*Stated task:* Give back every line exactly as it appears, pictures excluded.

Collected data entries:

|---|

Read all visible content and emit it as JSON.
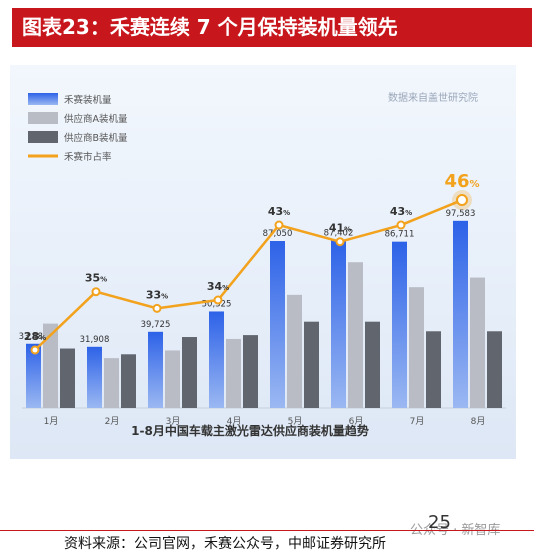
{
  "header": {
    "title": "图表23：禾赛连续 7 个月保持装机量领先"
  },
  "footer": {
    "source": "资料来源：公司官网，禾赛公众号，中邮证券研究所",
    "page_number": "25",
    "watermark": "公众号 · 新智库"
  },
  "chart_data": {
    "type": "bar",
    "title": "1-8月中国车载主激光雷达供应商装机量趋势",
    "data_source": "数据来自盖世研究院",
    "categories": [
      "1月",
      "2月",
      "3月",
      "4月",
      "5月",
      "6月",
      "7月",
      "8月"
    ],
    "series": [
      {
        "name": "禾赛装机量",
        "type": "bar",
        "color": "#2f66e6",
        "values": [
          33485,
          31908,
          39725,
          50325,
          87050,
          87402,
          86711,
          97583
        ],
        "labels": [
          "33,485",
          "31,908",
          "39,725",
          "50,325",
          "87,050",
          "87,402",
          "86,711",
          "97,583"
        ]
      },
      {
        "name": "供应商A装机量",
        "type": "bar",
        "color": "#b9bcc4",
        "values": [
          44000,
          26000,
          30000,
          36000,
          59000,
          76000,
          63000,
          68000
        ]
      },
      {
        "name": "供应商B装机量",
        "type": "bar",
        "color": "#61656d",
        "values": [
          31000,
          28000,
          37000,
          38000,
          45000,
          45000,
          40000,
          40000
        ]
      },
      {
        "name": "禾赛市占率",
        "type": "line",
        "color": "#f2a21c",
        "values": [
          28,
          35,
          33,
          34,
          43,
          41,
          43,
          46
        ],
        "labels": [
          "28%",
          "35%",
          "33%",
          "34%",
          "43%",
          "41%",
          "43%",
          "46%"
        ]
      }
    ],
    "ylim": [
      0,
      110000
    ],
    "legend_position": "top-left",
    "grid": false
  }
}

|---|

*Complete answer:*
Read all visible content and emit it as JSON.
{
  "header": {
    "title": "图表23：禾赛连续 7 个月保持装机量领先"
  },
  "footer": {
    "source": "资料来源：公司官网，禾赛公众号，中邮证券研究所",
    "page_number": "25",
    "watermark": "公众号 · 新智库"
  },
  "chart_data": {
    "type": "bar",
    "title": "1-8月中国车载主激光雷达供应商装机量趋势",
    "data_source": "数据来自盖世研究院",
    "categories": [
      "1月",
      "2月",
      "3月",
      "4月",
      "5月",
      "6月",
      "7月",
      "8月"
    ],
    "series": [
      {
        "name": "禾赛装机量",
        "type": "bar",
        "color": "#2f66e6",
        "values": [
          33485,
          31908,
          39725,
          50325,
          87050,
          87402,
          86711,
          97583
        ],
        "labels": [
          "33,485",
          "31,908",
          "39,725",
          "50,325",
          "87,050",
          "87,402",
          "86,711",
          "97,583"
        ]
      },
      {
        "name": "供应商A装机量",
        "type": "bar",
        "color": "#b9bcc4",
        "values": [
          44000,
          26000,
          30000,
          36000,
          59000,
          76000,
          63000,
          68000
        ]
      },
      {
        "name": "供应商B装机量",
        "type": "bar",
        "color": "#61656d",
        "values": [
          31000,
          28000,
          37000,
          38000,
          45000,
          45000,
          40000,
          40000
        ]
      },
      {
        "name": "禾赛市占率",
        "type": "line",
        "color": "#f2a21c",
        "values": [
          28,
          35,
          33,
          34,
          43,
          41,
          43,
          46
        ],
        "labels": [
          "28%",
          "35%",
          "33%",
          "34%",
          "43%",
          "41%",
          "43%",
          "46%"
        ]
      }
    ],
    "ylim": [
      0,
      110000
    ],
    "legend_position": "top-left",
    "grid": false
  }
}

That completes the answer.